§ Do this
Reproduce every line of the material below without any changes, and leave the pictures out of your copy.

START Entries

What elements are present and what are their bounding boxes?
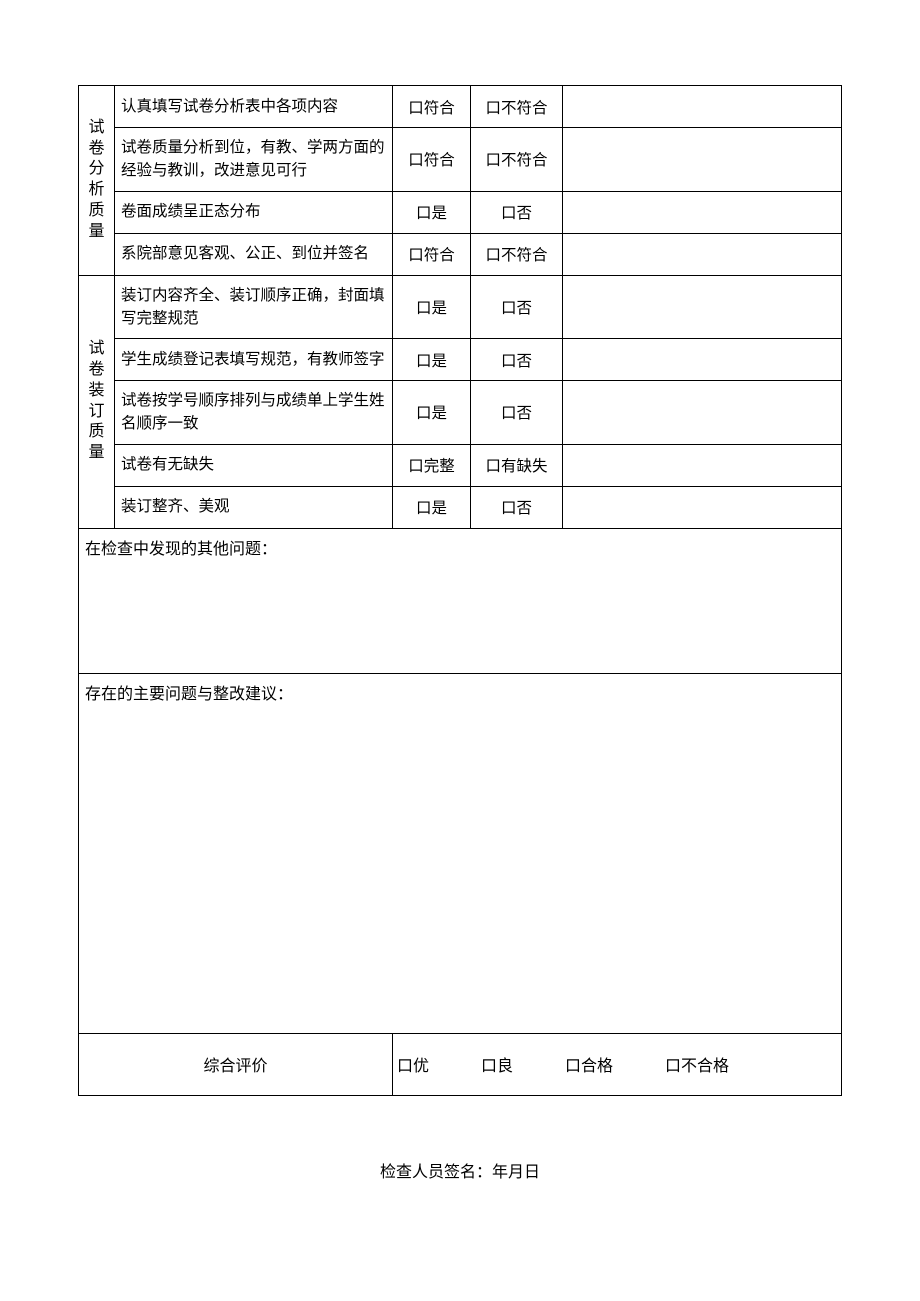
binding-criterion-2: 试卷按学号顺序排列与成绩单上学生姓名顺序一致 [115,381,393,445]
analysis-criterion-1: 试卷质量分析到位，有教、学两方面的经验与教训，改进意见可行 [115,128,393,192]
analysis-row-2: 卷面成绩呈正态分布 口是 口否 [79,191,842,233]
analysis-section-header: 试卷分析质量 [79,86,115,276]
binding-opt1-0[interactable]: 口是 [393,275,471,339]
binding-section-header: 试卷装订质量 [79,275,115,528]
analysis-opt1-0[interactable]: 口符合 [393,86,471,128]
analysis-opt1-3[interactable]: 口符合 [393,233,471,275]
analysis-row-3: 系院部意见客观、公正、到位并签名 口符合 口不符合 [79,233,842,275]
binding-row-2: 试卷按学号顺序排列与成绩单上学生姓名顺序一致 口是 口否 [79,381,842,445]
binding-notes-2[interactable] [563,381,842,445]
binding-opt2-3[interactable]: 口有缺失 [471,444,563,486]
analysis-row-0: 试卷分析质量 认真填写试卷分析表中各项内容 口符合 口不符合 [79,86,842,128]
analysis-opt2-0[interactable]: 口不符合 [471,86,563,128]
rating-opt-fail[interactable]: 口不合格 [665,1052,729,1076]
analysis-criterion-0: 认真填写试卷分析表中各项内容 [115,86,393,128]
rating-row: 综合评价 口优 口良 口合格 口不合格 [79,1033,842,1095]
rating-opt-good[interactable]: 口良 [481,1052,513,1076]
binding-notes-1[interactable] [563,339,842,381]
other-issues-cell[interactable]: 在检查中发现的其他问题： [79,528,842,673]
other-issues-row: 在检查中发现的其他问题： [79,528,842,673]
analysis-notes-1[interactable] [563,128,842,192]
suggestions-cell[interactable]: 存在的主要问题与整改建议： [79,673,842,1033]
rating-options[interactable]: 口优 口良 口合格 口不合格 [393,1033,842,1095]
suggestions-row: 存在的主要问题与整改建议： [79,673,842,1033]
binding-opt2-4[interactable]: 口否 [471,486,563,528]
suggestions-label: 存在的主要问题与整改建议： [85,686,293,703]
binding-opt1-2[interactable]: 口是 [393,381,471,445]
analysis-opt1-2[interactable]: 口是 [393,191,471,233]
binding-criterion-0: 装订内容齐全、装订顺序正确，封面填写完整规范 [115,275,393,339]
analysis-notes-0[interactable] [563,86,842,128]
binding-opt1-3[interactable]: 口完整 [393,444,471,486]
binding-row-0: 试卷装订质量 装订内容齐全、装订顺序正确，封面填写完整规范 口是 口否 [79,275,842,339]
binding-opt1-1[interactable]: 口是 [393,339,471,381]
analysis-criterion-3: 系院部意见客观、公正、到位并签名 [115,233,393,275]
binding-criterion-3: 试卷有无缺失 [115,444,393,486]
binding-row-3: 试卷有无缺失 口完整 口有缺失 [79,444,842,486]
binding-opt2-2[interactable]: 口否 [471,381,563,445]
binding-criterion-1: 学生成绩登记表填写规范，有教师签字 [115,339,393,381]
analysis-notes-3[interactable] [563,233,842,275]
binding-criterion-4: 装订整齐、美观 [115,486,393,528]
rating-label: 综合评价 [79,1033,393,1095]
rating-opt-excellent[interactable]: 口优 [397,1052,429,1076]
other-issues-label: 在检查中发现的其他问题： [85,541,277,558]
analysis-opt2-3[interactable]: 口不符合 [471,233,563,275]
binding-notes-4[interactable] [563,486,842,528]
binding-notes-3[interactable] [563,444,842,486]
analysis-criterion-2: 卷面成绩呈正态分布 [115,191,393,233]
binding-opt2-1[interactable]: 口否 [471,339,563,381]
analysis-row-1: 试卷质量分析到位，有教、学两方面的经验与教训，改进意见可行 口符合 口不符合 [79,128,842,192]
binding-notes-0[interactable] [563,275,842,339]
binding-row-4: 装订整齐、美观 口是 口否 [79,486,842,528]
binding-opt1-4[interactable]: 口是 [393,486,471,528]
inspection-form-table: 试卷分析质量 认真填写试卷分析表中各项内容 口符合 口不符合 试卷质量分析到位，… [78,85,842,1096]
signature-line: 检查人员签名：年月日 [78,1158,842,1182]
analysis-opt1-1[interactable]: 口符合 [393,128,471,192]
analysis-notes-2[interactable] [563,191,842,233]
analysis-opt2-1[interactable]: 口不符合 [471,128,563,192]
rating-opt-pass[interactable]: 口合格 [565,1052,613,1076]
analysis-opt2-2[interactable]: 口否 [471,191,563,233]
binding-row-1: 学生成绩登记表填写规范，有教师签字 口是 口否 [79,339,842,381]
binding-opt2-0[interactable]: 口否 [471,275,563,339]
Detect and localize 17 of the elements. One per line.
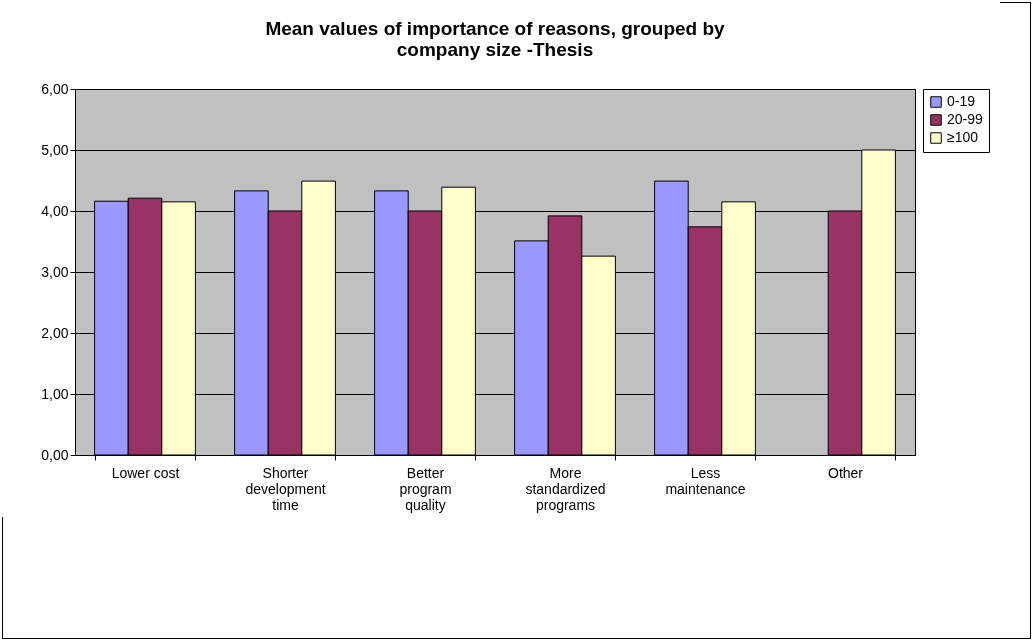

END Entries

§ Right answer
What elements are present and what are their bounding boxes?
binding-criterion-2: 试卷按学号顺序排列与成绩单上学生姓名顺序一致 [115,381,393,445]
analysis-criterion-1: 试卷质量分析到位，有教、学两方面的经验与教训，改进意见可行 [115,128,393,192]
analysis-row-2: 卷面成绩呈正态分布 口是 口否 [79,191,842,233]
analysis-section-header: 试卷分析质量 [79,86,115,276]
binding-opt1-0[interactable]: 口是 [393,275,471,339]
binding-section-header: 试卷装订质量 [79,275,115,528]
analysis-opt1-0[interactable]: 口符合 [393,86,471,128]
analysis-opt1-3[interactable]: 口符合 [393,233,471,275]
analysis-row-3: 系院部意见客观、公正、到位并签名 口符合 口不符合 [79,233,842,275]
binding-row-2: 试卷按学号顺序排列与成绩单上学生姓名顺序一致 口是 口否 [79,381,842,445]
binding-notes-2[interactable] [563,381,842,445]
binding-opt2-3[interactable]: 口有缺失 [471,444,563,486]
analysis-row-0: 试卷分析质量 认真填写试卷分析表中各项内容 口符合 口不符合 [79,86,842,128]
analysis-opt2-0[interactable]: 口不符合 [471,86,563,128]
rating-opt-fail[interactable]: 口不合格 [665,1052,729,1076]
analysis-criterion-0: 认真填写试卷分析表中各项内容 [115,86,393,128]
rating-row: 综合评价 口优 口良 口合格 口不合格 [79,1033,842,1095]
rating-opt-good[interactable]: 口良 [481,1052,513,1076]
binding-notes-1[interactable] [563,339,842,381]
other-issues-cell[interactable]: 在检查中发现的其他问题： [79,528,842,673]
other-issues-row: 在检查中发现的其他问题： [79,528,842,673]
analysis-notes-1[interactable] [563,128,842,192]
suggestions-cell[interactable]: 存在的主要问题与整改建议： [79,673,842,1033]
rating-options[interactable]: 口优 口良 口合格 口不合格 [393,1033,842,1095]
suggestions-row: 存在的主要问题与整改建议： [79,673,842,1033]
binding-opt2-4[interactable]: 口否 [471,486,563,528]
suggestions-label: 存在的主要问题与整改建议： [85,686,293,703]
binding-opt1-2[interactable]: 口是 [393,381,471,445]
analysis-opt1-2[interactable]: 口是 [393,191,471,233]
binding-criterion-0: 装订内容齐全、装订顺序正确，封面填写完整规范 [115,275,393,339]
analysis-notes-0[interactable] [563,86,842,128]
binding-opt1-3[interactable]: 口完整 [393,444,471,486]
binding-row-0: 试卷装订质量 装订内容齐全、装订顺序正确，封面填写完整规范 口是 口否 [79,275,842,339]
binding-opt1-1[interactable]: 口是 [393,339,471,381]
analysis-criterion-3: 系院部意见客观、公正、到位并签名 [115,233,393,275]
binding-criterion-3: 试卷有无缺失 [115,444,393,486]
binding-row-3: 试卷有无缺失 口完整 口有缺失 [79,444,842,486]
binding-opt2-2[interactable]: 口否 [471,381,563,445]
binding-criterion-1: 学生成绩登记表填写规范，有教师签字 [115,339,393,381]
analysis-notes-3[interactable] [563,233,842,275]
binding-criterion-4: 装订整齐、美观 [115,486,393,528]
rating-label: 综合评价 [79,1033,393,1095]
rating-opt-excellent[interactable]: 口优 [397,1052,429,1076]
other-issues-label: 在检查中发现的其他问题： [85,541,277,558]
analysis-opt2-3[interactable]: 口不符合 [471,233,563,275]
binding-notes-4[interactable] [563,486,842,528]
binding-notes-3[interactable] [563,444,842,486]
analysis-criterion-2: 卷面成绩呈正态分布 [115,191,393,233]
binding-opt2-1[interactable]: 口否 [471,339,563,381]
analysis-row-1: 试卷质量分析到位，有教、学两方面的经验与教训，改进意见可行 口符合 口不符合 [79,128,842,192]
binding-notes-0[interactable] [563,275,842,339]
binding-row-4: 装订整齐、美观 口是 口否 [79,486,842,528]
binding-opt1-4[interactable]: 口是 [393,486,471,528]
inspection-form-table: 试卷分析质量 认真填写试卷分析表中各项内容 口符合 口不符合 试卷质量分析到位，… [78,85,842,1096]
signature-line: 检查人员签名：年月日 [78,1158,842,1182]
analysis-opt1-1[interactable]: 口符合 [393,128,471,192]
analysis-notes-2[interactable] [563,191,842,233]
analysis-opt2-1[interactable]: 口不符合 [471,128,563,192]
rating-opt-pass[interactable]: 口合格 [565,1052,613,1076]
analysis-opt2-2[interactable]: 口否 [471,191,563,233]
binding-row-1: 学生成绩登记表填写规范，有教师签字 口是 口否 [79,339,842,381]
binding-opt2-0[interactable]: 口否 [471,275,563,339]
Detect and localize 17 of the elements. One per line.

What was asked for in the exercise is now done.